**GOAL**.
Leave out the pictures and restate the rest of the data exactly.

**Records that describe figures**.
══════
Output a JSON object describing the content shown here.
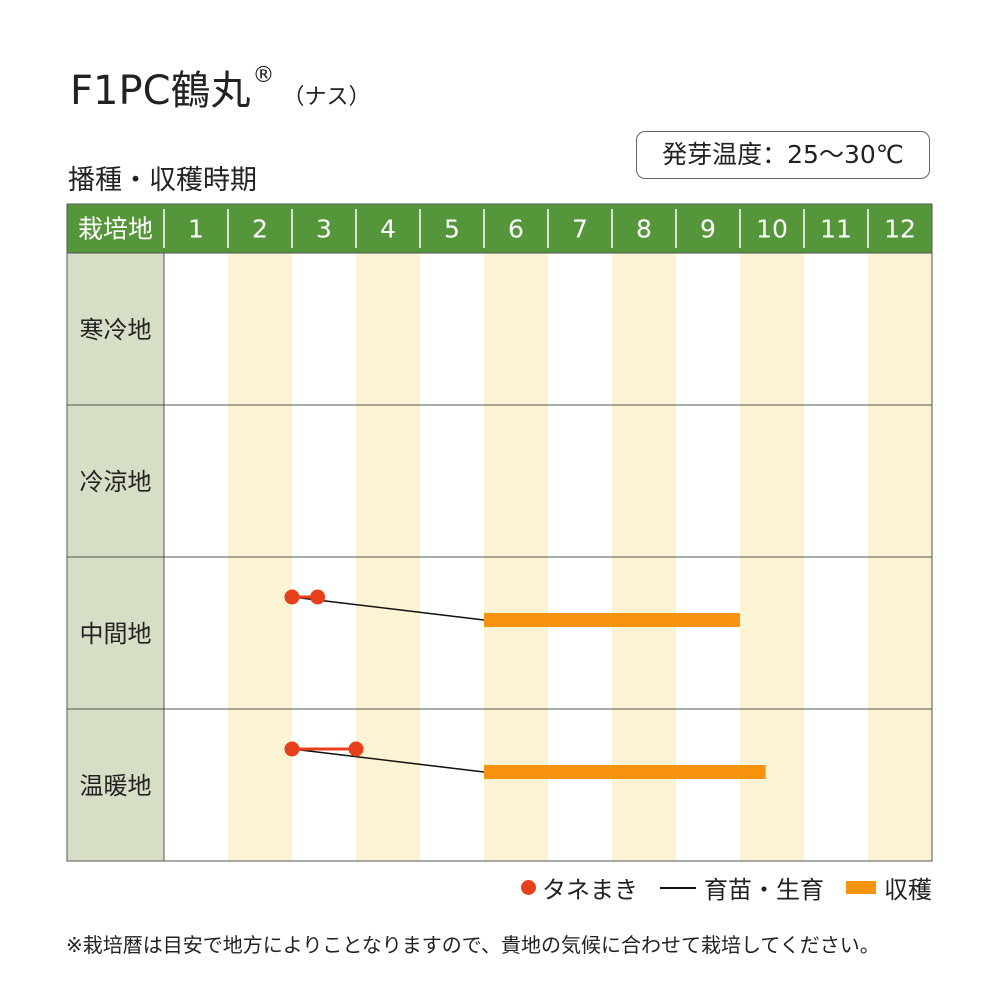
{
  "title": {
    "main": "F1PC鶴丸",
    "reg": "®",
    "sub": "（ナス）"
  },
  "subtitle": "播種・収穫時期",
  "temp_label": "発芽温度：25〜30℃",
  "colors": {
    "header_green": "#55963a",
    "label_bg": "#d6dfc6",
    "stripe": "#fbf3d4",
    "sowing": "#e8401c",
    "harvest": "#f7930f",
    "nursery": "#111111"
  },
  "chart_data": {
    "type": "gantt",
    "corner_label": "栽培地",
    "months": [
      "1",
      "2",
      "3",
      "4",
      "5",
      "6",
      "7",
      "8",
      "9",
      "10",
      "11",
      "12"
    ],
    "regions": [
      {
        "name": "寒冷地",
        "sowing": null,
        "harvest": null
      },
      {
        "name": "冷涼地",
        "sowing": null,
        "harvest": null
      },
      {
        "name": "中間地",
        "sowing": [
          3.0,
          3.4
        ],
        "harvest": [
          6.0,
          10.0
        ]
      },
      {
        "name": "温暖地",
        "sowing": [
          3.0,
          4.0
        ],
        "harvest": [
          6.0,
          10.4
        ]
      }
    ]
  },
  "legend": {
    "sowing": "タネまき",
    "nursery": "育苗・生育",
    "harvest": "収穫"
  },
  "footnote": "※栽培暦は目安で地方によりことなりますので、貴地の気候に合わせて栽培してください。"
}
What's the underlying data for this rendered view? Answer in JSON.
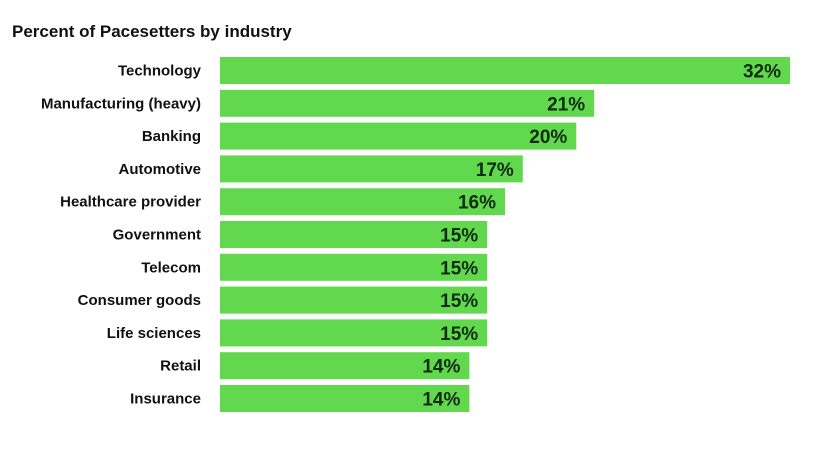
{
  "chart_data": {
    "type": "bar",
    "orientation": "horizontal",
    "title": "Percent of Pacesetters by industry",
    "categories": [
      "Technology",
      "Manufacturing (heavy)",
      "Banking",
      "Automotive",
      "Healthcare provider",
      "Government",
      "Telecom",
      "Consumer goods",
      "Life sciences",
      "Retail",
      "Insurance"
    ],
    "values": [
      32,
      21,
      20,
      17,
      16,
      15,
      15,
      15,
      15,
      14,
      14
    ],
    "value_labels": [
      "32%",
      "21%",
      "20%",
      "17%",
      "16%",
      "15%",
      "15%",
      "15%",
      "15%",
      "14%",
      "14%"
    ],
    "unit": "%",
    "xlim": [
      0,
      32
    ],
    "grid": false,
    "legend": "none",
    "bar_color": "#62d84e",
    "label_color": "#0d2b0d"
  }
}
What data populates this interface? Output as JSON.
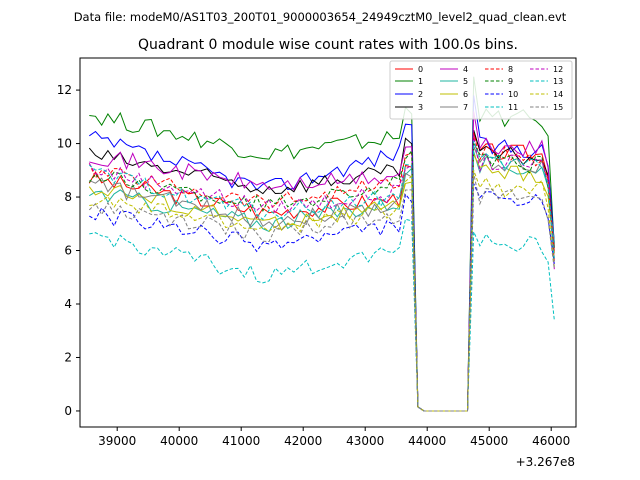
{
  "header": {
    "data_file": "Data file: modeM0/AS1T03_200T01_9000003654_24949cztM0_level2_quad_clean.evt"
  },
  "chart_data": {
    "type": "line",
    "title": "Quadrant 0 module wise count rates with 100.0s bins.",
    "xlabel": "",
    "ylabel": "",
    "offset_label": "+3.267e8",
    "xlim": [
      38400,
      46400
    ],
    "ylim": [
      -0.6,
      13.2
    ],
    "xticks": [
      39000,
      40000,
      41000,
      42000,
      43000,
      44000,
      45000,
      46000
    ],
    "xtick_labels": [
      "39000",
      "40000",
      "41000",
      "42000",
      "43000",
      "44000",
      "45000",
      "46000"
    ],
    "yticks": [
      0,
      2,
      4,
      6,
      8,
      10,
      12
    ],
    "ytick_labels": [
      "0",
      "2",
      "4",
      "6",
      "8",
      "10",
      "12"
    ],
    "grid": false,
    "legend_placement": "top-right",
    "legend_columns": 4,
    "time_start": 38550,
    "bin": 100,
    "gap_start": 43850,
    "gap_end": 44650,
    "gap_value": 0,
    "series": [
      {
        "name": "0",
        "color": "#ff0000",
        "dash": false,
        "level_start": 8.7,
        "level_mid": 7.4,
        "level_end": 8.0,
        "post_peak": 10.4,
        "post_level": 9.7,
        "end_value": 5.6
      },
      {
        "name": "1",
        "color": "#008000",
        "dash": false,
        "level_start": 11.1,
        "level_mid": 9.6,
        "level_end": 10.3,
        "post_peak": 12.5,
        "post_level": 11.0,
        "end_value": 6.1
      },
      {
        "name": "2",
        "color": "#0000ff",
        "dash": false,
        "level_start": 10.2,
        "level_mid": 8.3,
        "level_end": 9.8,
        "post_peak": 11.8,
        "post_level": 9.9,
        "end_value": 6.3
      },
      {
        "name": "3",
        "color": "#000000",
        "dash": false,
        "level_start": 9.6,
        "level_mid": 8.3,
        "level_end": 9.0,
        "post_peak": 10.5,
        "post_level": 9.6,
        "end_value": 6.1
      },
      {
        "name": "4",
        "color": "#bf00bf",
        "dash": false,
        "level_start": 9.6,
        "level_mid": 8.4,
        "level_end": 8.8,
        "post_peak": 11.2,
        "post_level": 9.9,
        "end_value": 5.3
      },
      {
        "name": "5",
        "color": "#1fb5a0",
        "dash": false,
        "level_start": 8.2,
        "level_mid": 7.0,
        "level_end": 7.9,
        "post_peak": 9.7,
        "post_level": 9.2,
        "end_value": 6.3
      },
      {
        "name": "6",
        "color": "#bfbf00",
        "dash": false,
        "level_start": 8.4,
        "level_mid": 7.0,
        "level_end": 7.7,
        "post_peak": 9.6,
        "post_level": 8.9,
        "end_value": 5.9
      },
      {
        "name": "7",
        "color": "#808080",
        "dash": false,
        "level_start": 8.5,
        "level_mid": 7.1,
        "level_end": 7.8,
        "post_peak": 9.9,
        "post_level": 9.3,
        "end_value": 6.0
      },
      {
        "name": "8",
        "color": "#ff0000",
        "dash": true,
        "level_start": 9.0,
        "level_mid": 7.8,
        "level_end": 8.6,
        "post_peak": 10.4,
        "post_level": 9.6,
        "end_value": 5.9
      },
      {
        "name": "9",
        "color": "#008000",
        "dash": true,
        "level_start": 8.8,
        "level_mid": 7.7,
        "level_end": 8.6,
        "post_peak": 10.0,
        "post_level": 9.3,
        "end_value": 5.7
      },
      {
        "name": "10",
        "color": "#0000ff",
        "dash": true,
        "level_start": 7.4,
        "level_mid": 6.2,
        "level_end": 7.0,
        "post_peak": 8.5,
        "post_level": 7.9,
        "end_value": 5.5
      },
      {
        "name": "11",
        "color": "#00bfbf",
        "dash": true,
        "level_start": 6.6,
        "level_mid": 5.0,
        "level_end": 6.2,
        "post_peak": 6.7,
        "post_level": 6.3,
        "end_value": 3.4
      },
      {
        "name": "12",
        "color": "#bf00bf",
        "dash": true,
        "level_start": 9.1,
        "level_mid": 7.6,
        "level_end": 8.2,
        "post_peak": 10.3,
        "post_level": 9.3,
        "end_value": 5.6
      },
      {
        "name": "13",
        "color": "#00bfbf",
        "dash": true,
        "level_start": 8.9,
        "level_mid": 7.4,
        "level_end": 8.1,
        "post_peak": 10.1,
        "post_level": 9.3,
        "end_value": 5.6
      },
      {
        "name": "14",
        "color": "#bfbf00",
        "dash": true,
        "level_start": 7.9,
        "level_mid": 6.8,
        "level_end": 7.6,
        "post_peak": 9.0,
        "post_level": 8.4,
        "end_value": 5.4
      },
      {
        "name": "15",
        "color": "#808080",
        "dash": true,
        "level_start": 7.6,
        "level_mid": 6.6,
        "level_end": 7.4,
        "post_peak": 8.9,
        "post_level": 8.0,
        "end_value": 5.3
      }
    ]
  }
}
══════
**PROBLEM SOLUTION**.
Output a JSON object describing the content shown here.
{
  "title": {
    "main": "F1PC鶴丸",
    "reg": "®",
    "sub": "（ナス）"
  },
  "subtitle": "播種・収穫時期",
  "temp_label": "発芽温度：25〜30℃",
  "colors": {
    "header_green": "#55963a",
    "label_bg": "#d6dfc6",
    "stripe": "#fbf3d4",
    "sowing": "#e8401c",
    "harvest": "#f7930f",
    "nursery": "#111111"
  },
  "chart_data": {
    "type": "gantt",
    "corner_label": "栽培地",
    "months": [
      "1",
      "2",
      "3",
      "4",
      "5",
      "6",
      "7",
      "8",
      "9",
      "10",
      "11",
      "12"
    ],
    "regions": [
      {
        "name": "寒冷地",
        "sowing": null,
        "harvest": null
      },
      {
        "name": "冷涼地",
        "sowing": null,
        "harvest": null
      },
      {
        "name": "中間地",
        "sowing": [
          3.0,
          3.4
        ],
        "harvest": [
          6.0,
          10.0
        ]
      },
      {
        "name": "温暖地",
        "sowing": [
          3.0,
          4.0
        ],
        "harvest": [
          6.0,
          10.4
        ]
      }
    ]
  },
  "legend": {
    "sowing": "タネまき",
    "nursery": "育苗・生育",
    "harvest": "収穫"
  },
  "footnote": "※栽培暦は目安で地方によりことなりますので、貴地の気候に合わせて栽培してください。"
}
What's the underlying data for this rendered view? Answer in JSON.
{
  "chart_data": {
    "type": "bar",
    "orientation": "horizontal",
    "title": "Percent of Pacesetters by industry",
    "categories": [
      "Technology",
      "Manufacturing (heavy)",
      "Banking",
      "Automotive",
      "Healthcare provider",
      "Government",
      "Telecom",
      "Consumer goods",
      "Life sciences",
      "Retail",
      "Insurance"
    ],
    "values": [
      32,
      21,
      20,
      17,
      16,
      15,
      15,
      15,
      15,
      14,
      14
    ],
    "value_labels": [
      "32%",
      "21%",
      "20%",
      "17%",
      "16%",
      "15%",
      "15%",
      "15%",
      "15%",
      "14%",
      "14%"
    ],
    "unit": "%",
    "xlim": [
      0,
      32
    ],
    "grid": false,
    "legend": "none",
    "bar_color": "#62d84e",
    "label_color": "#0d2b0d"
  }
}
What data populates this interface? Output as JSON.
{
  "header": {
    "data_file": "Data file: modeM0/AS1T03_200T01_9000003654_24949cztM0_level2_quad_clean.evt"
  },
  "chart_data": {
    "type": "line",
    "title": "Quadrant 0 module wise count rates with 100.0s bins.",
    "xlabel": "",
    "ylabel": "",
    "offset_label": "+3.267e8",
    "xlim": [
      38400,
      46400
    ],
    "ylim": [
      -0.6,
      13.2
    ],
    "xticks": [
      39000,
      40000,
      41000,
      42000,
      43000,
      44000,
      45000,
      46000
    ],
    "xtick_labels": [
      "39000",
      "40000",
      "41000",
      "42000",
      "43000",
      "44000",
      "45000",
      "46000"
    ],
    "yticks": [
      0,
      2,
      4,
      6,
      8,
      10,
      12
    ],
    "ytick_labels": [
      "0",
      "2",
      "4",
      "6",
      "8",
      "10",
      "12"
    ],
    "grid": false,
    "legend_placement": "top-right",
    "legend_columns": 4,
    "time_start": 38550,
    "bin": 100,
    "gap_start": 43850,
    "gap_end": 44650,
    "gap_value": 0,
    "series": [
      {
        "name": "0",
        "color": "#ff0000",
        "dash": false,
        "level_start": 8.7,
        "level_mid": 7.4,
        "level_end": 8.0,
        "post_peak": 10.4,
        "post_level": 9.7,
        "end_value": 5.6
      },
      {
        "name": "1",
        "color": "#008000",
        "dash": false,
        "level_start": 11.1,
        "level_mid": 9.6,
        "level_end": 10.3,
        "post_peak": 12.5,
        "post_level": 11.0,
        "end_value": 6.1
      },
      {
        "name": "2",
        "color": "#0000ff",
        "dash": false,
        "level_start": 10.2,
        "level_mid": 8.3,
        "level_end": 9.8,
        "post_peak": 11.8,
        "post_level": 9.9,
        "end_value": 6.3
      },
      {
        "name": "3",
        "color": "#000000",
        "dash": false,
        "level_start": 9.6,
        "level_mid": 8.3,
        "level_end": 9.0,
        "post_peak": 10.5,
        "post_level": 9.6,
        "end_value": 6.1
      },
      {
        "name": "4",
        "color": "#bf00bf",
        "dash": false,
        "level_start": 9.6,
        "level_mid": 8.4,
        "level_end": 8.8,
        "post_peak": 11.2,
        "post_level": 9.9,
        "end_value": 5.3
      },
      {
        "name": "5",
        "color": "#1fb5a0",
        "dash": false,
        "level_start": 8.2,
        "level_mid": 7.0,
        "level_end": 7.9,
        "post_peak": 9.7,
        "post_level": 9.2,
        "end_value": 6.3
      },
      {
        "name": "6",
        "color": "#bfbf00",
        "dash": false,
        "level_start": 8.4,
        "level_mid": 7.0,
        "level_end": 7.7,
        "post_peak": 9.6,
        "post_level": 8.9,
        "end_value": 5.9
      },
      {
        "name": "7",
        "color": "#808080",
        "dash": false,
        "level_start": 8.5,
        "level_mid": 7.1,
        "level_end": 7.8,
        "post_peak": 9.9,
        "post_level": 9.3,
        "end_value": 6.0
      },
      {
        "name": "8",
        "color": "#ff0000",
        "dash": true,
        "level_start": 9.0,
        "level_mid": 7.8,
        "level_end": 8.6,
        "post_peak": 10.4,
        "post_level": 9.6,
        "end_value": 5.9
      },
      {
        "name": "9",
        "color": "#008000",
        "dash": true,
        "level_start": 8.8,
        "level_mid": 7.7,
        "level_end": 8.6,
        "post_peak": 10.0,
        "post_level": 9.3,
        "end_value": 5.7
      },
      {
        "name": "10",
        "color": "#0000ff",
        "dash": true,
        "level_start": 7.4,
        "level_mid": 6.2,
        "level_end": 7.0,
        "post_peak": 8.5,
        "post_level": 7.9,
        "end_value": 5.5
      },
      {
        "name": "11",
        "color": "#00bfbf",
        "dash": true,
        "level_start": 6.6,
        "level_mid": 5.0,
        "level_end": 6.2,
        "post_peak": 6.7,
        "post_level": 6.3,
        "end_value": 3.4
      },
      {
        "name": "12",
        "color": "#bf00bf",
        "dash": true,
        "level_start": 9.1,
        "level_mid": 7.6,
        "level_end": 8.2,
        "post_peak": 10.3,
        "post_level": 9.3,
        "end_value": 5.6
      },
      {
        "name": "13",
        "color": "#00bfbf",
        "dash": true,
        "level_start": 8.9,
        "level_mid": 7.4,
        "level_end": 8.1,
        "post_peak": 10.1,
        "post_level": 9.3,
        "end_value": 5.6
      },
      {
        "name": "14",
        "color": "#bfbf00",
        "dash": true,
        "level_start": 7.9,
        "level_mid": 6.8,
        "level_end": 7.6,
        "post_peak": 9.0,
        "post_level": 8.4,
        "end_value": 5.4
      },
      {
        "name": "15",
        "color": "#808080",
        "dash": true,
        "level_start": 7.6,
        "level_mid": 6.6,
        "level_end": 7.4,
        "post_peak": 8.9,
        "post_level": 8.0,
        "end_value": 5.3
      }
    ]
  }
}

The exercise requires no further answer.